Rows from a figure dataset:
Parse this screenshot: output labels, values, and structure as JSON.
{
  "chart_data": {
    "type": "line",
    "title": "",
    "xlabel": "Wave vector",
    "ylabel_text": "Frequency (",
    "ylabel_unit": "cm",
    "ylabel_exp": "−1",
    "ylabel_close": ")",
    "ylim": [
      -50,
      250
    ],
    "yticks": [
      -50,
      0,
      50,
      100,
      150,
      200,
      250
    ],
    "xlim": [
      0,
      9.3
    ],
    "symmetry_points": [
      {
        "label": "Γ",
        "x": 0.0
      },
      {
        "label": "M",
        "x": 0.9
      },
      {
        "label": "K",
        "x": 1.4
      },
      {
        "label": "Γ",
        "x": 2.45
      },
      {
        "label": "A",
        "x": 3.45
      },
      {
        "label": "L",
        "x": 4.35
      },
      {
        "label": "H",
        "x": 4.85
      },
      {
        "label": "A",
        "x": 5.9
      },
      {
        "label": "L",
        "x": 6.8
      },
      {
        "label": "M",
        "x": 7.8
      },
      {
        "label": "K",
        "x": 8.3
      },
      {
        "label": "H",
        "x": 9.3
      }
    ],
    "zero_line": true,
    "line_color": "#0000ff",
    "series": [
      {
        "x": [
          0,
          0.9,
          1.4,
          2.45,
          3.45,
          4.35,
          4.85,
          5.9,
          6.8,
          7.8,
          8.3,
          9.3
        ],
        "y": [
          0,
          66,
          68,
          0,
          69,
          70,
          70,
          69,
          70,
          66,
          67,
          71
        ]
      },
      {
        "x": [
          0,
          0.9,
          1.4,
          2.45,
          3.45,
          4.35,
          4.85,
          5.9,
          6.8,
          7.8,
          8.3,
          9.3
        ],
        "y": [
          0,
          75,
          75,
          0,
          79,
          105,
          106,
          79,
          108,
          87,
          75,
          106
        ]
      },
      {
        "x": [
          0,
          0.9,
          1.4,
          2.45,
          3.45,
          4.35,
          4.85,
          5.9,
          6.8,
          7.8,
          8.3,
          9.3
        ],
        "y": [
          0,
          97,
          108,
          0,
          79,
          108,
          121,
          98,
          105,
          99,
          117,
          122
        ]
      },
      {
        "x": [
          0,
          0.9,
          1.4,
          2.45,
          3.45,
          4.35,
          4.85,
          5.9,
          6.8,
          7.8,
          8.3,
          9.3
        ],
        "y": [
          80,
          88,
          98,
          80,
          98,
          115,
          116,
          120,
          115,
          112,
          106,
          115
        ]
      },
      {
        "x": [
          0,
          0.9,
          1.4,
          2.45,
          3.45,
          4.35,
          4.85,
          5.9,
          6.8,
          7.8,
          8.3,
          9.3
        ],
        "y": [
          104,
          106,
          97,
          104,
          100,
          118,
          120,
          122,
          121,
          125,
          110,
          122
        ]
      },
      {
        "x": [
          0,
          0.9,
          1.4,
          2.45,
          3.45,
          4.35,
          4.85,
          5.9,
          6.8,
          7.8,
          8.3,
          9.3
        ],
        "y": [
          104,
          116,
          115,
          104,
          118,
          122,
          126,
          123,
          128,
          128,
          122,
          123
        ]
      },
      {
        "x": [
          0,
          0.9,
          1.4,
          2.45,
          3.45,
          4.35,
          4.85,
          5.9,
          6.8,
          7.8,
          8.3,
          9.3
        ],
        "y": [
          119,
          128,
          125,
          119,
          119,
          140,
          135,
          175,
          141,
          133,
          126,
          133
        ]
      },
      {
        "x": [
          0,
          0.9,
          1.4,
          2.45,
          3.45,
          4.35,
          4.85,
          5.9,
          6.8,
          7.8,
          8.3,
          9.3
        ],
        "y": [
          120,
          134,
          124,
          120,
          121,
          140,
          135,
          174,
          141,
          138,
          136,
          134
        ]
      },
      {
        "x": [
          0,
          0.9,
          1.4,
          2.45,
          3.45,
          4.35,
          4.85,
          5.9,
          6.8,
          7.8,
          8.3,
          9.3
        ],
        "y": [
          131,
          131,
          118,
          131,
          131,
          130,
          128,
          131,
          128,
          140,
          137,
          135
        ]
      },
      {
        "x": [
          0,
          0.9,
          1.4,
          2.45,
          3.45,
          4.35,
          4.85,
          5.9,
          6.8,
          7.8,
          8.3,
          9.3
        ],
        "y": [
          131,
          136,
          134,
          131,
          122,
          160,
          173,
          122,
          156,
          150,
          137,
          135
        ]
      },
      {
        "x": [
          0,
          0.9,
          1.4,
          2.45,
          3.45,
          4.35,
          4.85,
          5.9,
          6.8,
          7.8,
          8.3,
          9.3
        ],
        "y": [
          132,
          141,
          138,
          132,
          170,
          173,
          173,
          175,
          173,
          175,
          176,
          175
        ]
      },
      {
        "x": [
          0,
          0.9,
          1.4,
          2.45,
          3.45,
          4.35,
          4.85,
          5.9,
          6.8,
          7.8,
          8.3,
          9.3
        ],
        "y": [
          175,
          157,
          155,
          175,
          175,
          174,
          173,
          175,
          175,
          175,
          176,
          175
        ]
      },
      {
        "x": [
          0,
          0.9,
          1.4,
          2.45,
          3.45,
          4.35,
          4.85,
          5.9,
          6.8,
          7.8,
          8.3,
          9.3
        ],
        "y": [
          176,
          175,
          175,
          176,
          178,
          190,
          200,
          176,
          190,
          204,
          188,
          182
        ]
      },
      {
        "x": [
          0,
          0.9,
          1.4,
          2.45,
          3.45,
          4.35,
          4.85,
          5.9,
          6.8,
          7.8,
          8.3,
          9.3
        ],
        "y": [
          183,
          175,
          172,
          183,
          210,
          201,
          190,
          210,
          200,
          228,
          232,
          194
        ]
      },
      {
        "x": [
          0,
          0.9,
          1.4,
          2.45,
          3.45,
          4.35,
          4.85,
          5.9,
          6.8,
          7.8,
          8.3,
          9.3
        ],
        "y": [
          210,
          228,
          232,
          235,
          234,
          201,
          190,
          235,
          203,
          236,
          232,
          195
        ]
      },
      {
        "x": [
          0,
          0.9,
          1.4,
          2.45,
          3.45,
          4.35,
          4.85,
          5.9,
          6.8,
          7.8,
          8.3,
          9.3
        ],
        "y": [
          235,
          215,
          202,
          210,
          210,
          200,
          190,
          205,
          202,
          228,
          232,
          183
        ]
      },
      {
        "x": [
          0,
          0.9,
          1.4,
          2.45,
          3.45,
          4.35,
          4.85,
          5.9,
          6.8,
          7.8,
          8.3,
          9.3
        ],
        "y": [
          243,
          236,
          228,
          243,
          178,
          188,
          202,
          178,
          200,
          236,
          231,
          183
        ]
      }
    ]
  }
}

### What this task involves
Please give back all of the records exactly as written.

### Final result
Parse this screenshot: output labels, values, and structure as JSON.
{
  "chart_data": {
    "type": "line",
    "title": "",
    "xlabel": "Wave vector",
    "ylabel_text": "Frequency (",
    "ylabel_unit": "cm",
    "ylabel_exp": "−1",
    "ylabel_close": ")",
    "ylim": [
      -50,
      250
    ],
    "yticks": [
      -50,
      0,
      50,
      100,
      150,
      200,
      250
    ],
    "xlim": [
      0,
      9.3
    ],
    "symmetry_points": [
      {
        "label": "Γ",
        "x": 0.0
      },
      {
        "label": "M",
        "x": 0.9
      },
      {
        "label": "K",
        "x": 1.4
      },
      {
        "label": "Γ",
        "x": 2.45
      },
      {
        "label": "A",
        "x": 3.45
      },
      {
        "label": "L",
        "x": 4.35
      },
      {
        "label": "H",
        "x": 4.85
      },
      {
        "label": "A",
        "x": 5.9
      },
      {
        "label": "L",
        "x": 6.8
      },
      {
        "label": "M",
        "x": 7.8
      },
      {
        "label": "K",
        "x": 8.3
      },
      {
        "label": "H",
        "x": 9.3
      }
    ],
    "zero_line": true,
    "line_color": "#0000ff",
    "series": [
      {
        "x": [
          0,
          0.9,
          1.4,
          2.45,
          3.45,
          4.35,
          4.85,
          5.9,
          6.8,
          7.8,
          8.3,
          9.3
        ],
        "y": [
          0,
          66,
          68,
          0,
          69,
          70,
          70,
          69,
          70,
          66,
          67,
          71
        ]
      },
      {
        "x": [
          0,
          0.9,
          1.4,
          2.45,
          3.45,
          4.35,
          4.85,
          5.9,
          6.8,
          7.8,
          8.3,
          9.3
        ],
        "y": [
          0,
          75,
          75,
          0,
          79,
          105,
          106,
          79,
          108,
          87,
          75,
          106
        ]
      },
      {
        "x": [
          0,
          0.9,
          1.4,
          2.45,
          3.45,
          4.35,
          4.85,
          5.9,
          6.8,
          7.8,
          8.3,
          9.3
        ],
        "y": [
          0,
          97,
          108,
          0,
          79,
          108,
          121,
          98,
          105,
          99,
          117,
          122
        ]
      },
      {
        "x": [
          0,
          0.9,
          1.4,
          2.45,
          3.45,
          4.35,
          4.85,
          5.9,
          6.8,
          7.8,
          8.3,
          9.3
        ],
        "y": [
          80,
          88,
          98,
          80,
          98,
          115,
          116,
          120,
          115,
          112,
          106,
          115
        ]
      },
      {
        "x": [
          0,
          0.9,
          1.4,
          2.45,
          3.45,
          4.35,
          4.85,
          5.9,
          6.8,
          7.8,
          8.3,
          9.3
        ],
        "y": [
          104,
          106,
          97,
          104,
          100,
          118,
          120,
          122,
          121,
          125,
          110,
          122
        ]
      },
      {
        "x": [
          0,
          0.9,
          1.4,
          2.45,
          3.45,
          4.35,
          4.85,
          5.9,
          6.8,
          7.8,
          8.3,
          9.3
        ],
        "y": [
          104,
          116,
          115,
          104,
          118,
          122,
          126,
          123,
          128,
          128,
          122,
          123
        ]
      },
      {
        "x": [
          0,
          0.9,
          1.4,
          2.45,
          3.45,
          4.35,
          4.85,
          5.9,
          6.8,
          7.8,
          8.3,
          9.3
        ],
        "y": [
          119,
          128,
          125,
          119,
          119,
          140,
          135,
          175,
          141,
          133,
          126,
          133
        ]
      },
      {
        "x": [
          0,
          0.9,
          1.4,
          2.45,
          3.45,
          4.35,
          4.85,
          5.9,
          6.8,
          7.8,
          8.3,
          9.3
        ],
        "y": [
          120,
          134,
          124,
          120,
          121,
          140,
          135,
          174,
          141,
          138,
          136,
          134
        ]
      },
      {
        "x": [
          0,
          0.9,
          1.4,
          2.45,
          3.45,
          4.35,
          4.85,
          5.9,
          6.8,
          7.8,
          8.3,
          9.3
        ],
        "y": [
          131,
          131,
          118,
          131,
          131,
          130,
          128,
          131,
          128,
          140,
          137,
          135
        ]
      },
      {
        "x": [
          0,
          0.9,
          1.4,
          2.45,
          3.45,
          4.35,
          4.85,
          5.9,
          6.8,
          7.8,
          8.3,
          9.3
        ],
        "y": [
          131,
          136,
          134,
          131,
          122,
          160,
          173,
          122,
          156,
          150,
          137,
          135
        ]
      },
      {
        "x": [
          0,
          0.9,
          1.4,
          2.45,
          3.45,
          4.35,
          4.85,
          5.9,
          6.8,
          7.8,
          8.3,
          9.3
        ],
        "y": [
          132,
          141,
          138,
          132,
          170,
          173,
          173,
          175,
          173,
          175,
          176,
          175
        ]
      },
      {
        "x": [
          0,
          0.9,
          1.4,
          2.45,
          3.45,
          4.35,
          4.85,
          5.9,
          6.8,
          7.8,
          8.3,
          9.3
        ],
        "y": [
          175,
          157,
          155,
          175,
          175,
          174,
          173,
          175,
          175,
          175,
          176,
          175
        ]
      },
      {
        "x": [
          0,
          0.9,
          1.4,
          2.45,
          3.45,
          4.35,
          4.85,
          5.9,
          6.8,
          7.8,
          8.3,
          9.3
        ],
        "y": [
          176,
          175,
          175,
          176,
          178,
          190,
          200,
          176,
          190,
          204,
          188,
          182
        ]
      },
      {
        "x": [
          0,
          0.9,
          1.4,
          2.45,
          3.45,
          4.35,
          4.85,
          5.9,
          6.8,
          7.8,
          8.3,
          9.3
        ],
        "y": [
          183,
          175,
          172,
          183,
          210,
          201,
          190,
          210,
          200,
          228,
          232,
          194
        ]
      },
      {
        "x": [
          0,
          0.9,
          1.4,
          2.45,
          3.45,
          4.35,
          4.85,
          5.9,
          6.8,
          7.8,
          8.3,
          9.3
        ],
        "y": [
          210,
          228,
          232,
          235,
          234,
          201,
          190,
          235,
          203,
          236,
          232,
          195
        ]
      },
      {
        "x": [
          0,
          0.9,
          1.4,
          2.45,
          3.45,
          4.35,
          4.85,
          5.9,
          6.8,
          7.8,
          8.3,
          9.3
        ],
        "y": [
          235,
          215,
          202,
          210,
          210,
          200,
          190,
          205,
          202,
          228,
          232,
          183
        ]
      },
      {
        "x": [
          0,
          0.9,
          1.4,
          2.45,
          3.45,
          4.35,
          4.85,
          5.9,
          6.8,
          7.8,
          8.3,
          9.3
        ],
        "y": [
          243,
          236,
          228,
          243,
          178,
          188,
          202,
          178,
          200,
          236,
          231,
          183
        ]
      }
    ]
  }
}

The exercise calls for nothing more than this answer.